Task prompt = Of all the lines in these entries, how many contain the string "this"? Give only that count.

Records for the exercise =
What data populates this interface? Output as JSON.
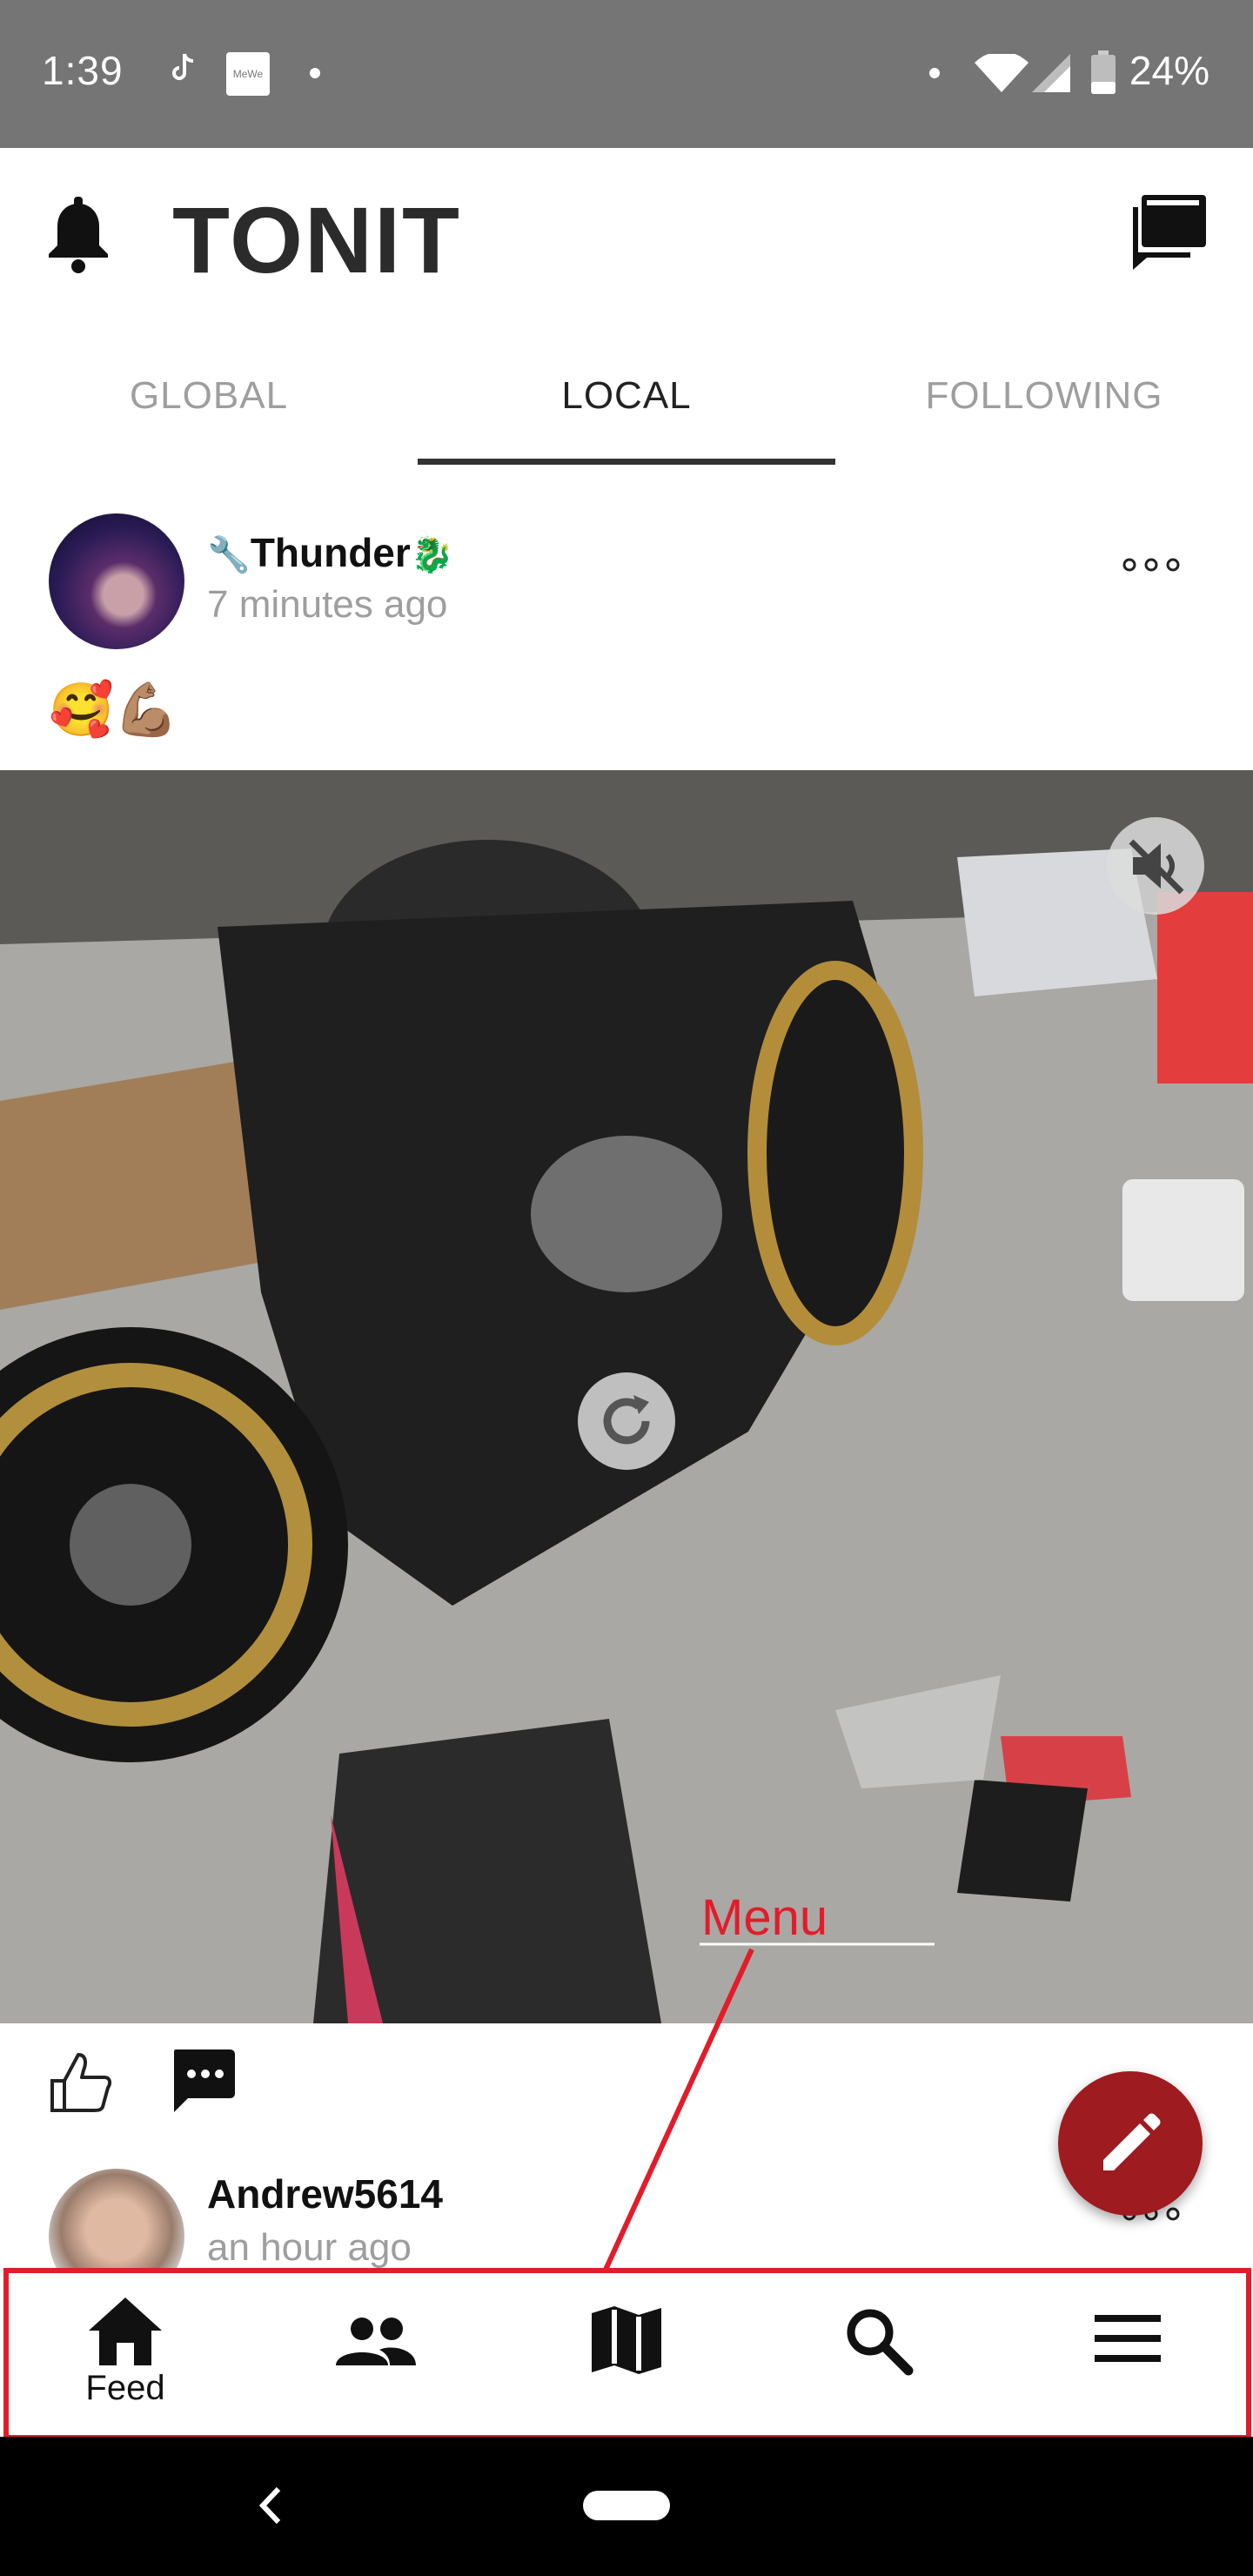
{
  "status_bar": {
    "time": "1:39",
    "notification_icons": [
      "tiktok-icon",
      "mewe-icon",
      "dot-icon"
    ],
    "mewe_text": "MeWe",
    "battery": "24%",
    "system_icons": [
      "dot-icon",
      "wifi-icon",
      "signal-icon",
      "battery-icon"
    ]
  },
  "header": {
    "logo": "TONIT",
    "left_icon": "bell-icon",
    "right_icon": "chat-icon"
  },
  "tabs": [
    {
      "label": "GLOBAL",
      "active": false
    },
    {
      "label": "LOCAL",
      "active": true
    },
    {
      "label": "FOLLOWING",
      "active": false
    }
  ],
  "posts": [
    {
      "username": "Thunder",
      "username_prefix": "🔧",
      "username_suffix": "🐉",
      "time": "7 minutes ago",
      "text": "🥰💪🏽",
      "media_icons": [
        "mute-icon",
        "replay-icon"
      ]
    },
    {
      "username": "Andrew5614",
      "time": "an hour ago"
    }
  ],
  "post_actions": [
    "thumbs-up-icon",
    "comment-icon"
  ],
  "fab_icon": "pencil-icon",
  "annotation": {
    "label": "Menu",
    "color": "#e21c2a"
  },
  "bottom_nav": [
    {
      "label": "Feed",
      "icon": "home-icon"
    },
    {
      "label": "",
      "icon": "people-icon"
    },
    {
      "label": "",
      "icon": "map-icon"
    },
    {
      "label": "",
      "icon": "search-icon"
    },
    {
      "label": "",
      "icon": "menu-icon"
    }
  ],
  "colors": {
    "status_bar": "#757575",
    "fab": "#9e1b1f",
    "annotation": "#e21c2a",
    "text_muted": "#9e9e9e"
  }
}
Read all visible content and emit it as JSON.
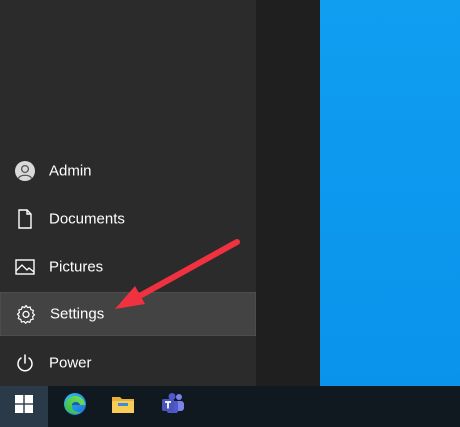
{
  "start_menu": {
    "user": {
      "label": "Admin",
      "icon": "user-avatar-icon"
    },
    "items": [
      {
        "label": "Documents",
        "icon": "document-icon"
      },
      {
        "label": "Pictures",
        "icon": "picture-icon"
      },
      {
        "label": "Settings",
        "icon": "gear-icon",
        "selected": true
      },
      {
        "label": "Power",
        "icon": "power-icon"
      }
    ]
  },
  "taskbar": {
    "start_icon": "windows-logo-icon",
    "apps": [
      {
        "name": "Microsoft Edge",
        "icon": "edge-icon"
      },
      {
        "name": "File Explorer",
        "icon": "folder-icon"
      },
      {
        "name": "Microsoft Teams",
        "icon": "teams-icon"
      }
    ]
  },
  "colors": {
    "desktop_blue": "#0b97ec",
    "menu_background": "#2b2b2b",
    "selected_background": "#434343",
    "taskbar": "#101820",
    "annotation_arrow": "#f0313f"
  }
}
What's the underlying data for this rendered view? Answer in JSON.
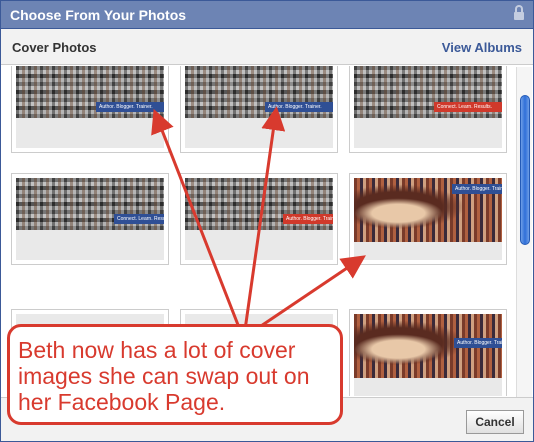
{
  "dialog": {
    "title": "Choose From Your Photos",
    "lock_icon": "lock-icon"
  },
  "subheader": {
    "album_label": "Cover Photos",
    "view_albums_link": "View Albums"
  },
  "tiles": [
    {
      "band_text": "Author. Blogger. Trainer."
    },
    {
      "band_text": "Author. Blogger. Trainer."
    },
    {
      "band_text": "Connect. Learn. Results."
    },
    {
      "band_text": "Connect. Learn. Results."
    },
    {
      "band_text": "Author. Blogger. Trainer."
    },
    {
      "band_text": "Author. Blogger. Trainer."
    },
    {
      "band_text": ""
    },
    {
      "band_text": ""
    },
    {
      "band_text": "Author. Blogger. Trainer."
    }
  ],
  "callout": {
    "text": "Beth now has a lot of cover images she can swap out on her Facebook Page."
  },
  "footer": {
    "cancel_label": "Cancel"
  },
  "colors": {
    "header_blue": "#6d84b4",
    "link_blue": "#3b5998",
    "annotation_red": "#d83a2e"
  }
}
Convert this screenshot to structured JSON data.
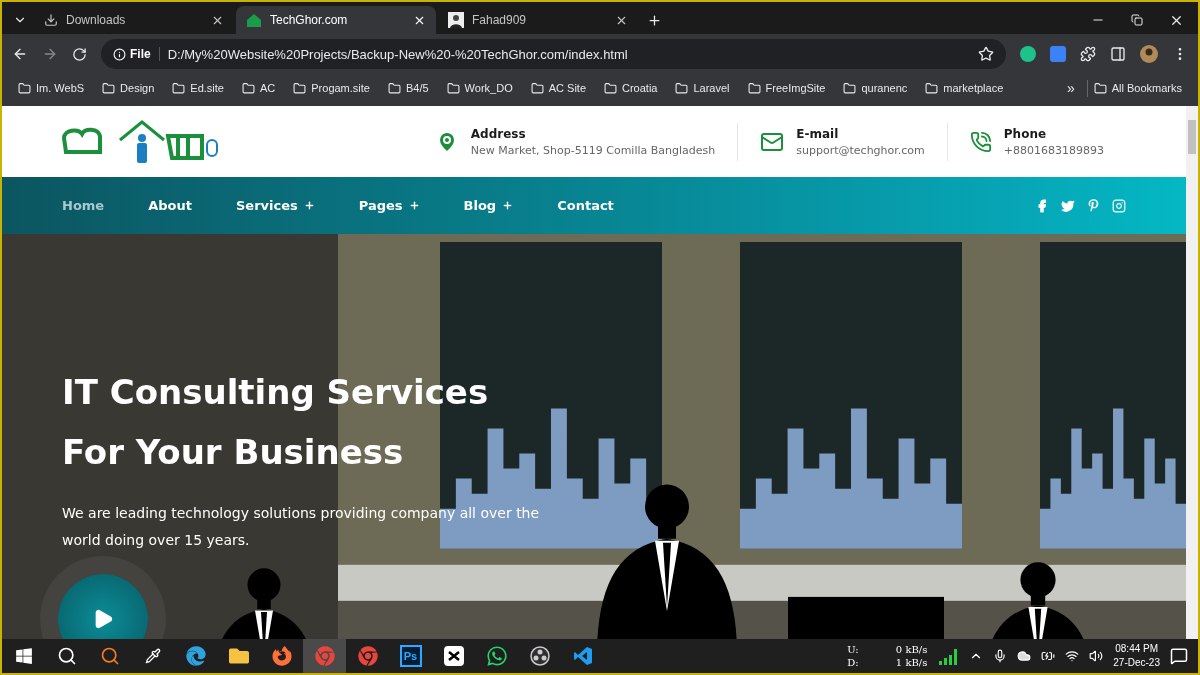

In response = 3